**Exercise aim**
The records below must be copied in full; omit the images.

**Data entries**

........

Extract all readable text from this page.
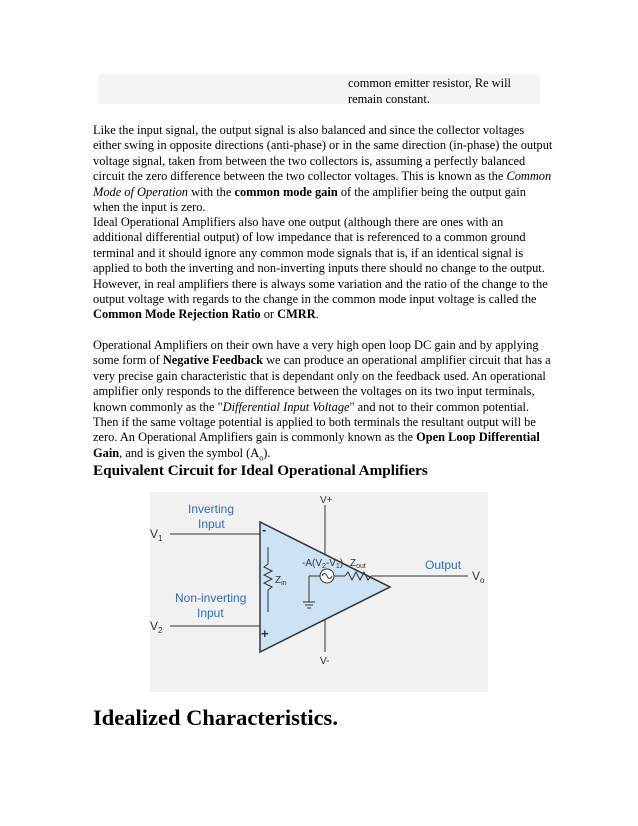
common emitter resistor, Re will
remain constant.

Like the input signal, the output signal is also balanced and since the collector voltages either swing in opposite directions (anti-phase) or in the same direction (in-phase) the output voltage signal, taken from between the two collectors is, assuming a perfectly balanced circuit the zero difference between the two collector voltages. This is known as the Common Mode of Operation with the common mode gain of the amplifier being the output gain when the input is zero.

Ideal Operational Amplifiers also have one output (although there are ones with an additional differential output) of low impedance that is referenced to a common ground terminal and it should ignore any common mode signals that is, if an identical signal is applied to both the inverting and non-inverting inputs there should no change to the output. However, in real amplifiers there is always some variation and the ratio of the change to the output voltage with regards to the change in the common mode input voltage is called the Common Mode Rejection Ratio or CMRR.

Operational Amplifiers on their own have a very high open loop DC gain and by applying some form of Negative Feedback we can produce an operational amplifier circuit that has a very precise gain characteristic that is dependant only on the feedback used. An operational amplifier only responds to the difference between the voltages on its two input terminals, known commonly as the "Differential Input Voltage" and not to their common potential. Then if the same voltage potential is applied to both terminals the resultant output will be zero. An Operational Amplifiers gain is commonly known as the Open Loop Differential Gain, and is given the symbol $(A_o)$.

Equivalent Circuit for Ideal Operational Amplifiers
V+
V-
Inverting
Input
Non-inverting
Input
Output
$V_1$
$V_2$
$V_o$
-
+
$Z_{in}$
$Z_{out}$
$-A(V_2-V_1)$
Idealized Characteristics.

........

**Full answer**
Extract all readable text from this page.
common emitter resistor, Re will
remain constant.

Like the input signal, the output signal is also balanced and since the collector voltages either swing in opposite directions (anti-phase) or in the same direction (in-phase) the output voltage signal, taken from between the two collectors is, assuming a perfectly balanced circuit the zero difference between the two collector voltages. This is known as the Common Mode of Operation with the common mode gain of the amplifier being the output gain when the input is zero.

Ideal Operational Amplifiers also have one output (although there are ones with an additional differential output) of low impedance that is referenced to a common ground terminal and it should ignore any common mode signals that is, if an identical signal is applied to both the inverting and non-inverting inputs there should no change to the output. However, in real amplifiers there is always some variation and the ratio of the change to the output voltage with regards to the change in the common mode input voltage is called the Common Mode Rejection Ratio or CMRR.

Operational Amplifiers on their own have a very high open loop DC gain and by applying some form of Negative Feedback we can produce an operational amplifier circuit that has a very precise gain characteristic that is dependant only on the feedback used. An operational amplifier only responds to the difference between the voltages on its two input terminals, known commonly as the "Differential Input Voltage" and not to their common potential. Then if the same voltage potential is applied to both terminals the resultant output will be zero. An Operational Amplifiers gain is commonly known as the Open Loop Differential Gain, and is given the symbol $(A_o)$.

Equivalent Circuit for Ideal Operational Amplifiers
V+
V-
Inverting
Input
Non-inverting
Input
Output
$V_1$
$V_2$
$V_o$
-
+
$Z_{in}$
$Z_{out}$
$-A(V_2-V_1)$
Idealized Characteristics.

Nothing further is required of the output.